> **Fragmento**
Así, a pesar de que desde hace tiempo es claro que por estas latitudes los migrantes vienen a morir, México continúa siendo uno de los lugares más letales del mundo para las personas que transitan de manera no autorizada. Por otra parte, ¿cómo podrían aspirar a un trato digno en “esas diversas masacres simultáneas que llamamos México”? (Ortuño, 2013: 226), ¿qué cabida podría tener su tragedia en un país donde el duelo sigue siendo algo interdicto, algo que podemos definir como “un problema espectral aún por construir política y socialmente?” (Aguiluz-Ibargüen, 2012: 223).
Frente a la inoperancia del Estado y el empeorar de la situación migratoria, se han gestado estrategias de organización por parte de los migrantes, de sus familiares y de personas que trabajan en su defensa. Ejemplo de esto es la travesía emprendida por la Caravana de Madres Centroamericanas.13 Desde hace doce años los comités de familiares de personas centroamericanas migrantes desaparecidas organizan un largo trayecto a través de México para buscar a sus seres queridos. Llegan desde Honduras, El Salvador, Guatemala y Nicaragua y son grupos esencialmente conformados por mujeres: madres, hermanas, primas, hijas, de las miles de personas que cada año cruzan la frontera sur del país con la intención de llegar a Estado Unidos.
La Caravana suele recorrer los puntos principales de la ruta migratoria con el objetivo de encontrar a sus familiares desaparecidos o algún rastro de su tránsito, reclamar un trato digno para los migrantes y exigir justicia y verdad a las autoridades responsables. En cada etapa las familiares son acompañadas por integrantes del movimiento de defensores de los derechos de los migrantes y por periodistas, y se hospedan en los albergues para migrantes o en parroquias. Cada parada del recorrido es animada por una pequeña marcha o un mitin en donde las integrantes desfilan cargando pancartas con las fotos de las personas desaparecidas. En el zócalo de Tapachula, a lo largo de las vías del tren en Arriaga, en las calles de Saltillo, la escena ya es conocida por mucha gente. En la reiteración, la presencia de estas “mujeres fotografías” (Sossi, 2013: 213) nos indica toda la paradoja de la ontología del desaparecido: su deambular imposible entre el estar y el no estar. Con la búsqueda, decenal en algunos casos, las familiares fragmentan esta ontología vacilante devolviendo a las personas desaparecidas toda la dignidad que merece su existencia, aunque ésta ya no sea material. El exigir a sus hijos, hijas, vidas, cuerpos, no solamente impone que sus biografías no sean silenciadas, sino que, como argumenta Varela: “Estas madres, sujetas políticas subalternas, […] han abierto brecha para agujerear la hegemonía de la gobernanza de las migraciones que produjo a sus hijos como sin papeles y los convirtió en carne de cañón bien para la compleja red de la trata de personas, bien para la industria de la migración ilegal” (2016: 14, 15). A través de la colectivización del horror de la pérdida, las madres centroamericanas presentan el duelo ya no como experiencia puramente íntima, sino que propia de un conjunto social; en el pasaje de lo individual/silenciado a lo compartido/hablado se funda la capacidad de cuestionar un escenario que criminaliza la movilidad de personas y de exigir la aparición con vida de los migrantes y el respeto de sus derechos.

> **Qué se pide**
Responde, por favor, a estas preguntas sobre el fragmento acerca de la Caravana de Madres Centroamericanas:
1. ¿De qué países llegan los grupos que forman la Caravana?
2. ¿Dónde se hospedan las familiares en cada etapa del recorrido?
3. ¿Qué cargan las integrantes cuando desfilan en cada parada?
Los registros no hacen falta para nada de lo que se pide.

> **Conjunto de datos**
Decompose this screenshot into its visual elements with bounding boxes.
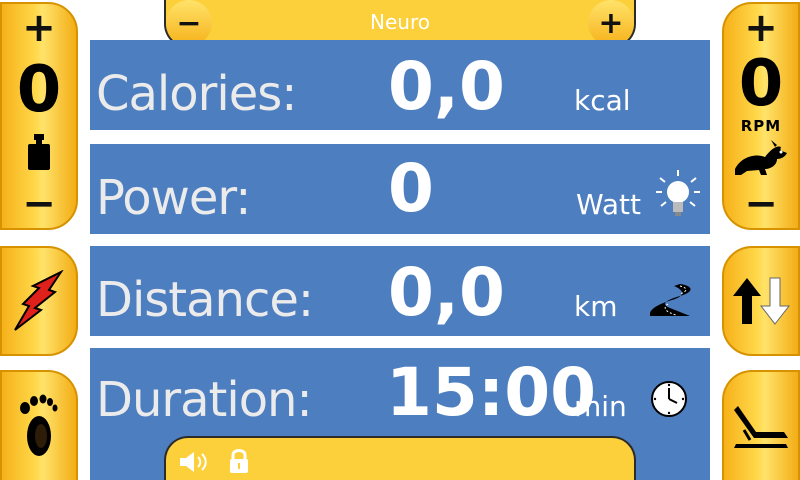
distance-panel: Distance: 0,0 km: [90, 246, 710, 336]
up-down-arrows-icon: [733, 277, 791, 325]
weight-icon: [26, 132, 52, 172]
intensity-button[interactable]: [0, 246, 78, 356]
distance-value: 0,0: [388, 254, 505, 331]
resistance-value: 0: [16, 53, 62, 127]
power-label: Power:: [96, 170, 251, 226]
duration-label: Duration:: [96, 372, 313, 428]
seat-button[interactable]: [722, 370, 800, 480]
power-value: 0: [388, 150, 434, 227]
step-button[interactable]: [0, 370, 78, 480]
speaker-icon[interactable]: [178, 450, 212, 474]
rpm-unit: RPM: [740, 117, 782, 135]
calories-value: 0,0: [388, 48, 505, 125]
rpm-value: 0: [738, 46, 784, 121]
clock-icon: [651, 381, 687, 417]
resistance-stepper: + 0 −: [0, 2, 78, 230]
light-bulb-icon: [656, 170, 700, 216]
calories-panel: Calories: 0,0 kcal: [90, 40, 710, 130]
program-name: Neuro: [370, 10, 430, 34]
rpm-stepper: + 0 RPM −: [722, 2, 800, 230]
seat-icon: [734, 406, 788, 448]
calories-label: Calories:: [96, 66, 297, 122]
direction-button[interactable]: [722, 246, 800, 356]
calories-unit: kcal: [574, 84, 631, 117]
status-bar: [164, 436, 636, 480]
distance-label: Distance:: [96, 272, 314, 328]
rpm-minus-button[interactable]: −: [731, 184, 791, 224]
lock-icon[interactable]: [228, 448, 250, 474]
duration-unit: min: [574, 390, 627, 423]
road-icon: [650, 284, 691, 316]
lightning-icon: [14, 270, 64, 331]
rpm-plus-button[interactable]: +: [731, 8, 791, 48]
resistance-minus-button[interactable]: −: [9, 184, 69, 224]
resistance-plus-button[interactable]: +: [9, 8, 69, 48]
duration-value: 15:00: [386, 354, 597, 431]
foot-icon: [20, 394, 58, 456]
power-panel: Power: 0 Watt: [90, 144, 710, 234]
power-unit: Watt: [576, 188, 642, 221]
rabbit-icon: [731, 139, 791, 179]
distance-unit: km: [574, 290, 618, 323]
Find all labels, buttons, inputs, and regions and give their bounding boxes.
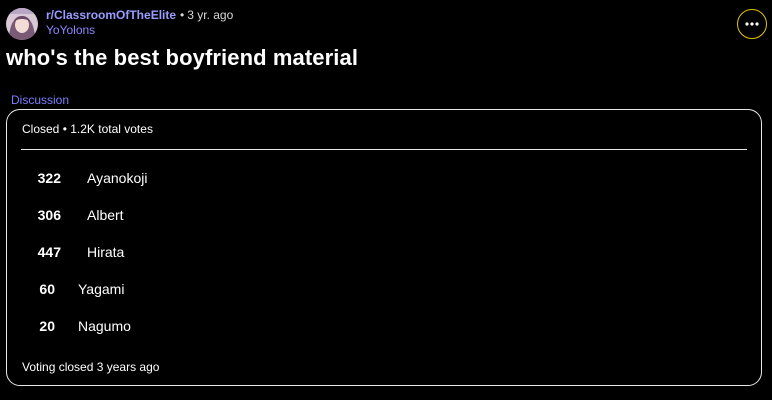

> **Resultado**
1. De Honduras, El Salvador, Guatemala y Nicaragua.
2. En los albergues para migrantes o en parroquias.
3. Pancartas con las fotos de las personas desaparecidas.